Search the material for "subscript" and show all lines that contain it.

==============================

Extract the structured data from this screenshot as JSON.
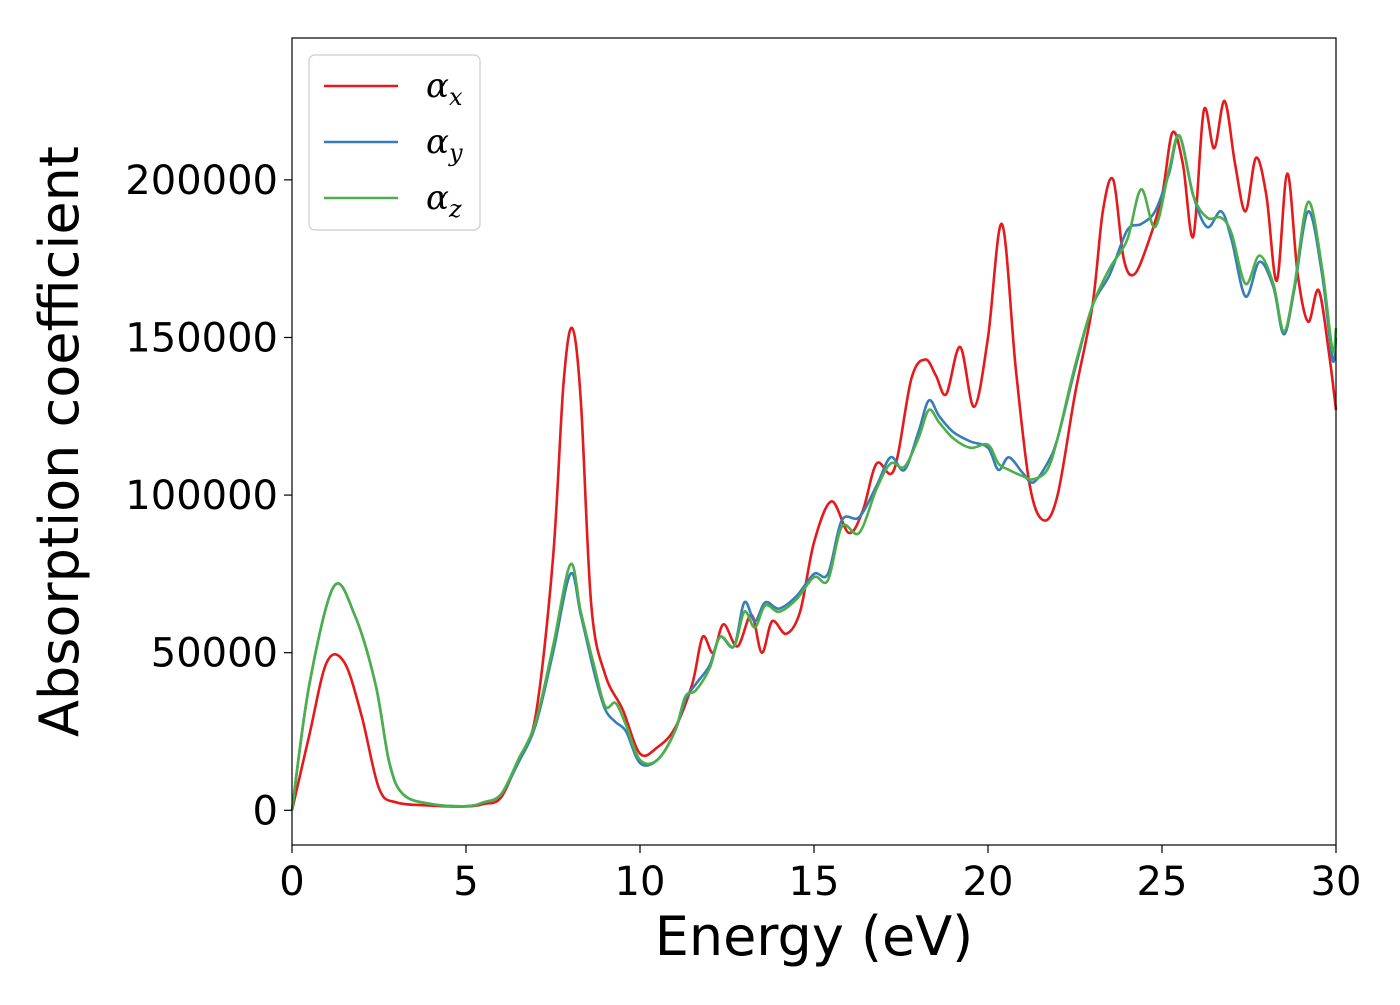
{
  "chart_data": {
    "type": "line",
    "xlabel": "Energy (eV)",
    "ylabel": "Absorption coefficient",
    "xlim": [
      0,
      30
    ],
    "ylim": [
      -11000,
      245000
    ],
    "xticks": [
      0,
      5,
      10,
      15,
      20,
      25,
      30
    ],
    "yticks": [
      0,
      50000,
      100000,
      150000,
      200000
    ],
    "grid": false,
    "legend_position": "top-left",
    "series": [
      {
        "name": "αx",
        "symbol": "α",
        "subscript": "x",
        "color": "#e41a1c",
        "points": [
          [
            0,
            0
          ],
          [
            0.5,
            24000
          ],
          [
            1,
            47000
          ],
          [
            1.5,
            47000
          ],
          [
            2,
            30000
          ],
          [
            2.5,
            7000
          ],
          [
            3,
            2500
          ],
          [
            4,
            1500
          ],
          [
            5,
            1200
          ],
          [
            5.5,
            2000
          ],
          [
            6,
            4000
          ],
          [
            6.5,
            16000
          ],
          [
            7,
            30000
          ],
          [
            7.5,
            80000
          ],
          [
            7.8,
            135000
          ],
          [
            8.05,
            153000
          ],
          [
            8.3,
            130000
          ],
          [
            8.6,
            65000
          ],
          [
            9,
            43000
          ],
          [
            9.5,
            32000
          ],
          [
            10,
            18000
          ],
          [
            10.5,
            20000
          ],
          [
            11,
            26000
          ],
          [
            11.5,
            40000
          ],
          [
            11.8,
            55000
          ],
          [
            12.1,
            50000
          ],
          [
            12.4,
            59000
          ],
          [
            12.8,
            52000
          ],
          [
            13.2,
            62000
          ],
          [
            13.5,
            50000
          ],
          [
            13.8,
            60000
          ],
          [
            14.2,
            56000
          ],
          [
            14.6,
            63000
          ],
          [
            15,
            85000
          ],
          [
            15.5,
            98000
          ],
          [
            16,
            88000
          ],
          [
            16.4,
            95000
          ],
          [
            16.8,
            110000
          ],
          [
            17.3,
            108000
          ],
          [
            17.8,
            137000
          ],
          [
            18.2,
            143000
          ],
          [
            18.5,
            138000
          ],
          [
            18.8,
            132000
          ],
          [
            19.2,
            147000
          ],
          [
            19.6,
            128000
          ],
          [
            20,
            150000
          ],
          [
            20.4,
            186000
          ],
          [
            20.8,
            140000
          ],
          [
            21.2,
            103000
          ],
          [
            21.6,
            92000
          ],
          [
            22,
            100000
          ],
          [
            22.5,
            132000
          ],
          [
            23,
            160000
          ],
          [
            23.3,
            190000
          ],
          [
            23.6,
            200000
          ],
          [
            23.9,
            175000
          ],
          [
            24.2,
            170000
          ],
          [
            24.6,
            180000
          ],
          [
            25,
            195000
          ],
          [
            25.3,
            215000
          ],
          [
            25.6,
            205000
          ],
          [
            25.9,
            182000
          ],
          [
            26.2,
            222000
          ],
          [
            26.5,
            210000
          ],
          [
            26.8,
            225000
          ],
          [
            27.1,
            205000
          ],
          [
            27.4,
            190000
          ],
          [
            27.7,
            207000
          ],
          [
            28,
            195000
          ],
          [
            28.3,
            168000
          ],
          [
            28.6,
            202000
          ],
          [
            28.9,
            170000
          ],
          [
            29.2,
            155000
          ],
          [
            29.5,
            165000
          ],
          [
            29.8,
            145000
          ],
          [
            30,
            127000
          ]
        ]
      },
      {
        "name": "αy",
        "symbol": "α",
        "subscript": "y",
        "color": "#377eb8",
        "points": [
          [
            0,
            0
          ],
          [
            0.5,
            40000
          ],
          [
            1.2,
            71000
          ],
          [
            1.8,
            62000
          ],
          [
            2.4,
            40000
          ],
          [
            2.8,
            15000
          ],
          [
            3.2,
            5000
          ],
          [
            4,
            2000
          ],
          [
            5,
            1300
          ],
          [
            5.5,
            2500
          ],
          [
            6,
            5000
          ],
          [
            6.5,
            15000
          ],
          [
            7,
            27000
          ],
          [
            7.5,
            50000
          ],
          [
            8,
            75000
          ],
          [
            8.3,
            62000
          ],
          [
            8.7,
            43000
          ],
          [
            9,
            32000
          ],
          [
            9.3,
            28000
          ],
          [
            9.6,
            25000
          ],
          [
            10,
            15000
          ],
          [
            10.5,
            16000
          ],
          [
            11,
            25000
          ],
          [
            11.3,
            35000
          ],
          [
            11.6,
            40000
          ],
          [
            12,
            46000
          ],
          [
            12.3,
            55000
          ],
          [
            12.7,
            52000
          ],
          [
            13,
            66000
          ],
          [
            13.3,
            60000
          ],
          [
            13.6,
            66000
          ],
          [
            14,
            64000
          ],
          [
            14.5,
            68000
          ],
          [
            15,
            75000
          ],
          [
            15.4,
            75000
          ],
          [
            15.8,
            92000
          ],
          [
            16.3,
            93000
          ],
          [
            16.8,
            103000
          ],
          [
            17.2,
            112000
          ],
          [
            17.6,
            108000
          ],
          [
            18,
            120000
          ],
          [
            18.3,
            130000
          ],
          [
            18.6,
            125000
          ],
          [
            19,
            120000
          ],
          [
            19.5,
            117000
          ],
          [
            20,
            115000
          ],
          [
            20.3,
            108000
          ],
          [
            20.6,
            112000
          ],
          [
            21,
            107000
          ],
          [
            21.3,
            104000
          ],
          [
            21.7,
            110000
          ],
          [
            22,
            118000
          ],
          [
            22.5,
            140000
          ],
          [
            23,
            160000
          ],
          [
            23.5,
            170000
          ],
          [
            24,
            184000
          ],
          [
            24.4,
            186000
          ],
          [
            24.8,
            190000
          ],
          [
            25.2,
            202000
          ],
          [
            25.5,
            214000
          ],
          [
            25.9,
            195000
          ],
          [
            26.3,
            185000
          ],
          [
            26.7,
            190000
          ],
          [
            27,
            181000
          ],
          [
            27.4,
            163000
          ],
          [
            27.8,
            174000
          ],
          [
            28.2,
            166000
          ],
          [
            28.5,
            151000
          ],
          [
            28.8,
            165000
          ],
          [
            29.2,
            190000
          ],
          [
            29.6,
            170000
          ],
          [
            29.9,
            143000
          ],
          [
            30,
            150000
          ]
        ]
      },
      {
        "name": "αz",
        "symbol": "α",
        "subscript": "z",
        "color": "#4daf4a",
        "points": [
          [
            0,
            0
          ],
          [
            0.5,
            40000
          ],
          [
            1.2,
            71000
          ],
          [
            1.8,
            62000
          ],
          [
            2.4,
            40000
          ],
          [
            2.8,
            15000
          ],
          [
            3.2,
            5000
          ],
          [
            4,
            2000
          ],
          [
            5,
            1300
          ],
          [
            5.5,
            2500
          ],
          [
            6,
            5000
          ],
          [
            6.5,
            16000
          ],
          [
            7,
            28000
          ],
          [
            7.5,
            52000
          ],
          [
            8,
            78000
          ],
          [
            8.3,
            63000
          ],
          [
            8.7,
            45000
          ],
          [
            9,
            33000
          ],
          [
            9.3,
            34000
          ],
          [
            9.6,
            27000
          ],
          [
            10,
            16000
          ],
          [
            10.5,
            16000
          ],
          [
            11,
            25000
          ],
          [
            11.3,
            36000
          ],
          [
            11.6,
            38000
          ],
          [
            12,
            45000
          ],
          [
            12.3,
            55000
          ],
          [
            12.7,
            52000
          ],
          [
            13,
            63000
          ],
          [
            13.3,
            58000
          ],
          [
            13.6,
            65000
          ],
          [
            14,
            63000
          ],
          [
            14.5,
            67000
          ],
          [
            15,
            74000
          ],
          [
            15.4,
            73000
          ],
          [
            15.8,
            90000
          ],
          [
            16.3,
            88000
          ],
          [
            16.8,
            102000
          ],
          [
            17.2,
            110000
          ],
          [
            17.6,
            109000
          ],
          [
            18,
            118000
          ],
          [
            18.3,
            127000
          ],
          [
            18.6,
            123000
          ],
          [
            19,
            118000
          ],
          [
            19.5,
            115000
          ],
          [
            20,
            116000
          ],
          [
            20.3,
            110000
          ],
          [
            20.6,
            108000
          ],
          [
            21,
            106000
          ],
          [
            21.3,
            105000
          ],
          [
            21.7,
            108000
          ],
          [
            22,
            118000
          ],
          [
            22.5,
            141000
          ],
          [
            23,
            160000
          ],
          [
            23.5,
            172000
          ],
          [
            24,
            181000
          ],
          [
            24.4,
            197000
          ],
          [
            24.8,
            185000
          ],
          [
            25.2,
            203000
          ],
          [
            25.5,
            214000
          ],
          [
            25.9,
            195000
          ],
          [
            26.3,
            188000
          ],
          [
            26.7,
            188000
          ],
          [
            27,
            183000
          ],
          [
            27.4,
            167000
          ],
          [
            27.8,
            176000
          ],
          [
            28.2,
            167000
          ],
          [
            28.5,
            152000
          ],
          [
            28.8,
            166000
          ],
          [
            29.2,
            193000
          ],
          [
            29.6,
            172000
          ],
          [
            29.9,
            146000
          ],
          [
            30,
            153000
          ]
        ]
      }
    ]
  }
}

==============================

— Response for this exercise —
        "subscript": "x",
        "subscript": "y",
        "subscript": "z",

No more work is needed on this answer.